WRITTEN PROBLEM:
Please recast the rows as a Markdown table with the columns No. and Content, numbering each row and leaving out blank lines. Begin at the first row and stop after the one containing "stacked-bar: 50% 37% 13% (120, 221, 456, 301)".

ENTRIES:

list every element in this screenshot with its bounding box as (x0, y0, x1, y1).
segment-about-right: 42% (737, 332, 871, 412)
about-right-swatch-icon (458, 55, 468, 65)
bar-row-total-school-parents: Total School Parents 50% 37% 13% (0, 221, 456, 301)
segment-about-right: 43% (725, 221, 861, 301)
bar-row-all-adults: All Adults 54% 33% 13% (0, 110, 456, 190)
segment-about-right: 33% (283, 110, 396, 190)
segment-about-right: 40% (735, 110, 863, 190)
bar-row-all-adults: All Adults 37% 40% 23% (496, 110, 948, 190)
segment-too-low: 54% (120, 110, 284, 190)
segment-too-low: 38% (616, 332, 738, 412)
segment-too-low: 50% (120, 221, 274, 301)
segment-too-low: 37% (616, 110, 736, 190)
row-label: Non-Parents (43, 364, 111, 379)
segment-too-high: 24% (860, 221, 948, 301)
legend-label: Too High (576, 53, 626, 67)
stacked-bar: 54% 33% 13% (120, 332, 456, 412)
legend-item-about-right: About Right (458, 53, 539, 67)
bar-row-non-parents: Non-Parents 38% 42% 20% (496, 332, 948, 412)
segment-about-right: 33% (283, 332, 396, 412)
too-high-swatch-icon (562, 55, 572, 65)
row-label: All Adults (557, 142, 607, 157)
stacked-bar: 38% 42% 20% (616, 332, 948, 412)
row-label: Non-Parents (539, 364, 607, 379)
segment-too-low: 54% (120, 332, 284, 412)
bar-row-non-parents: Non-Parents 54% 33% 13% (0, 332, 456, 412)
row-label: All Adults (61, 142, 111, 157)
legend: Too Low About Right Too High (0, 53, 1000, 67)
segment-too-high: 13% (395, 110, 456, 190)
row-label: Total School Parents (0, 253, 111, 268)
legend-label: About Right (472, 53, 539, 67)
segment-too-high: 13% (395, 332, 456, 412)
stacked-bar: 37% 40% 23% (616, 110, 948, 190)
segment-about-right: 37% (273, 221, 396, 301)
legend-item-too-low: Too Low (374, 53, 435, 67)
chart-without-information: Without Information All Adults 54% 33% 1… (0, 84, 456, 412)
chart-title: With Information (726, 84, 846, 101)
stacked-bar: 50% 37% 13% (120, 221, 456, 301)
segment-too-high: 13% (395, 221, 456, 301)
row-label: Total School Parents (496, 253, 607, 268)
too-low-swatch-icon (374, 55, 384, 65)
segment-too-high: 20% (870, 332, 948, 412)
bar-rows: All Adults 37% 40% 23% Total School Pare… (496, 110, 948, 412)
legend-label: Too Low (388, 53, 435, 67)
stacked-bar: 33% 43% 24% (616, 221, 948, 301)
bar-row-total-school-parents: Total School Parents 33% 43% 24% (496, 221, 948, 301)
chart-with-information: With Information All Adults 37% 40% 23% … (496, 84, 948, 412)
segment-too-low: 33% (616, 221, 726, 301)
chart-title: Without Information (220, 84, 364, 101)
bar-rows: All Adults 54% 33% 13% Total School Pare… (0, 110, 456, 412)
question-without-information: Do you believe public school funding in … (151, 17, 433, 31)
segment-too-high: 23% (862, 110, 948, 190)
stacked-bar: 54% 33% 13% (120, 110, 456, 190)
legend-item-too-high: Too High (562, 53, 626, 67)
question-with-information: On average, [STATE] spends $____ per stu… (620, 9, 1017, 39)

SOLUTION TO THE EXERCISE:
| No. | Content |
|---|---|
| 1 | list every element in this screenshot with its bounding box as (x0, y0, x1, y1). |
| 2 | segment-about-right: 42% (737, 332, 871, 412) |
| 3 | about-right-swatch-icon (458, 55, 468, 65) |
| 4 | bar-row-total-school-parents: Total School Parents 50% 37% 13% (0, 221, 456, 301) |
| 5 | segment-about-right: 43% (725, 221, 861, 301) |
| 6 | bar-row-all-adults: All Adults 54% 33% 13% (0, 110, 456, 190) |
| 7 | segment-about-right: 33% (283, 110, 396, 190) |
| 8 | segment-about-right: 40% (735, 110, 863, 190) |
| 9 | bar-row-all-adults: All Adults 37% 40% 23% (496, 110, 948, 190) |
| 10 | segment-too-low: 54% (120, 110, 284, 190) |
| 11 | segment-too-low: 38% (616, 332, 738, 412) |
| 12 | segment-too-low: 50% (120, 221, 274, 301) |
| 13 | segment-too-low: 37% (616, 110, 736, 190) |
| 14 | row-label: Non-Parents (43, 364, 111, 379) |
| 15 | segment-too-high: 24% (860, 221, 948, 301) |
| 16 | legend-label: Too High (576, 53, 626, 67) |
| 17 | stacked-bar: 54% 33% 13% (120, 332, 456, 412) |
| 18 | legend-item-about-right: About Right (458, 53, 539, 67) |
| 19 | bar-row-non-parents: Non-Parents 38% 42% 20% (496, 332, 948, 412) |
| 20 | segment-about-right: 33% (283, 332, 396, 412) |
| 21 | too-high-swatch-icon (562, 55, 572, 65) |
| 22 | row-label: All Adults (557, 142, 607, 157) |
| 23 | stacked-bar: 38% 42% 20% (616, 332, 948, 412) |
| 24 | row-label: Non-Parents (539, 364, 607, 379) |
| 25 | segment-too-low: 54% (120, 332, 284, 412) |
| 26 | bar-row-non-parents: Non-Parents 54% 33% 13% (0, 332, 456, 412) |
| 27 | row-label: All Adults (61, 142, 111, 157) |
| 28 | legend: Too Low About Right Too High (0, 53, 1000, 67) |
| 29 | segment-too-high: 13% (395, 110, 456, 190) |
| 30 | row-label: Total School Parents (0, 253, 111, 268) |
| 31 | legend-label: About Right (472, 53, 539, 67) |
| 32 | segment-too-high: 13% (395, 332, 456, 412) |
| 33 | stacked-bar: 37% 40% 23% (616, 110, 948, 190) |
| 34 | segment-about-right: 37% (273, 221, 396, 301) |
| 35 | legend-item-too-low: Too Low (374, 53, 435, 67) |
| 36 | chart-without-information: Without Information All Adults 54% 33% 1… (0, 84, 456, 412) |
| 37 | chart-title: With Information (726, 84, 846, 101) |
| 38 | stacked-bar: 50% 37% 13% (120, 221, 456, 301) |